PROBLEM TO WORK ON:
Scan the records below for the string "basis" and return every line where it appears.

MATERIAL SHOWN:
• • •

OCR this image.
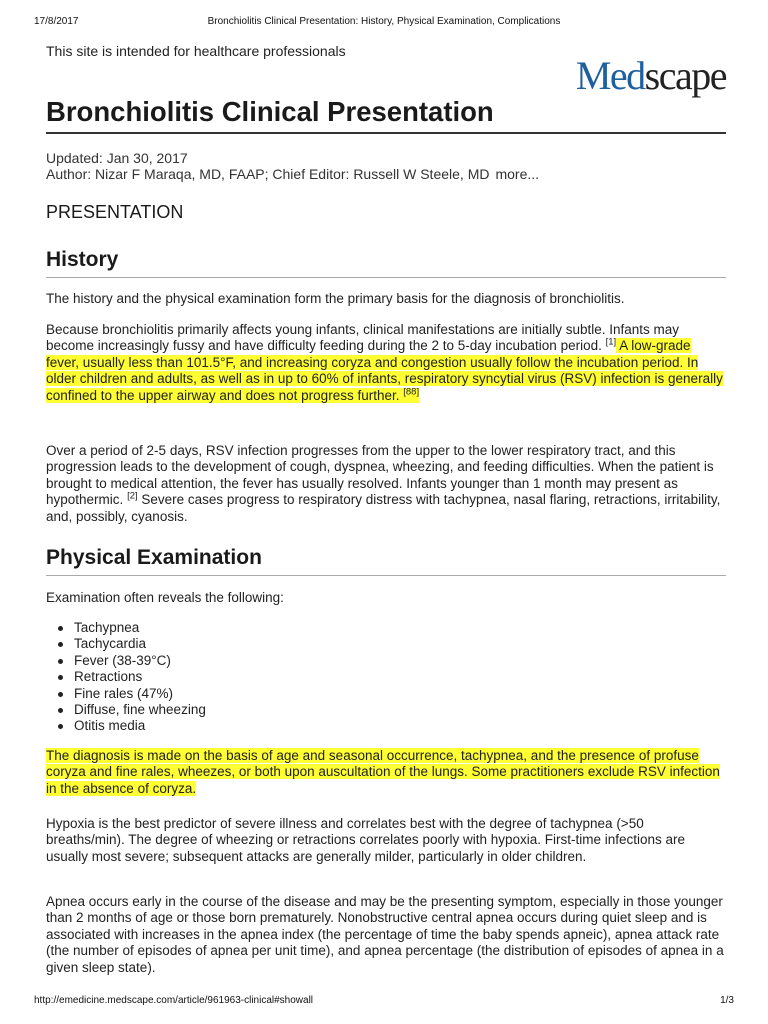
17/8/2017	Bronchiolitis Clinical Presentation: History, Physical Examination, Complications
This site is intended for healthcare professionals
Medscape
Bronchiolitis Clinical Presentation
Updated: Jan 30, 2017
Author: Nizar F Maraqa, MD, FAAP; Chief Editor: Russell W Steele, MD more...
PRESENTATION
History

The history and the physical examination form the primary basis for the diagnosis of bronchiolitis.

Because bronchiolitis primarily affects young infants, clinical manifestations are initially subtle. Infants may become increasingly fussy and have difficulty feeding during the 2 to 5-day incubation period. [1] A low-grade fever, usually less than 101.5°F, and increasing coryza and congestion usually follow the incubation period. In older children and adults, as well as in up to 60% of infants, respiratory syncytial virus (RSV) infection is generally confined to the upper airway and does not progress further. [88]

Over a period of 2-5 days, RSV infection progresses from the upper to the lower respiratory tract, and this progression leads to the development of cough, dyspnea, wheezing, and feeding difficulties. When the patient is brought to medical attention, the fever has usually resolved. Infants younger than 1 month may present as hypothermic. [2] Severe cases progress to respiratory distress with tachypnea, nasal flaring, retractions, irritability, and, possibly, cyanosis.

Physical Examination

Examination often reveals the following:

Tachypnea
Tachycardia
Fever (38-39°C)
Retractions
Fine rales (47%)
Diffuse, fine wheezing
Otitis media

The diagnosis is made on the basis of age and seasonal occurrence, tachypnea, and the presence of profuse coryza and fine rales, wheezes, or both upon auscultation of the lungs. Some practitioners exclude RSV infection in the absence of coryza.

Hypoxia is the best predictor of severe illness and correlates best with the degree of tachypnea (>50 breaths/min). The degree of wheezing or retractions correlates poorly with hypoxia. First-time infections are usually most severe; subsequent attacks are generally milder, particularly in older children.

Apnea occurs early in the course of the disease and may be the presenting symptom, especially in those younger than 2 months of age or those born prematurely. Nonobstructive central apnea occurs during quiet sleep and is associated with increases in the apnea index (the percentage of time the baby spends apneic), apnea attack rate (the number of episodes of apnea per unit time), and apnea percentage (the distribution of episodes of apnea in a given sleep state).

http://emedicine.medscape.com/article/961963-clinical#showall	1/3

• • •

RESPONSE FOR THIS EXERCISE:
The history and the physical examination form the primary basis for the diagnosis of bronchiolitis.
The diagnosis is made on the basis of age and seasonal occurrence, tachypnea, and the presence of profuse coryza and fine rales, wheezes, or both upon auscultation of the lungs. Some practitioners exclude RSV infection in the absence of coryza.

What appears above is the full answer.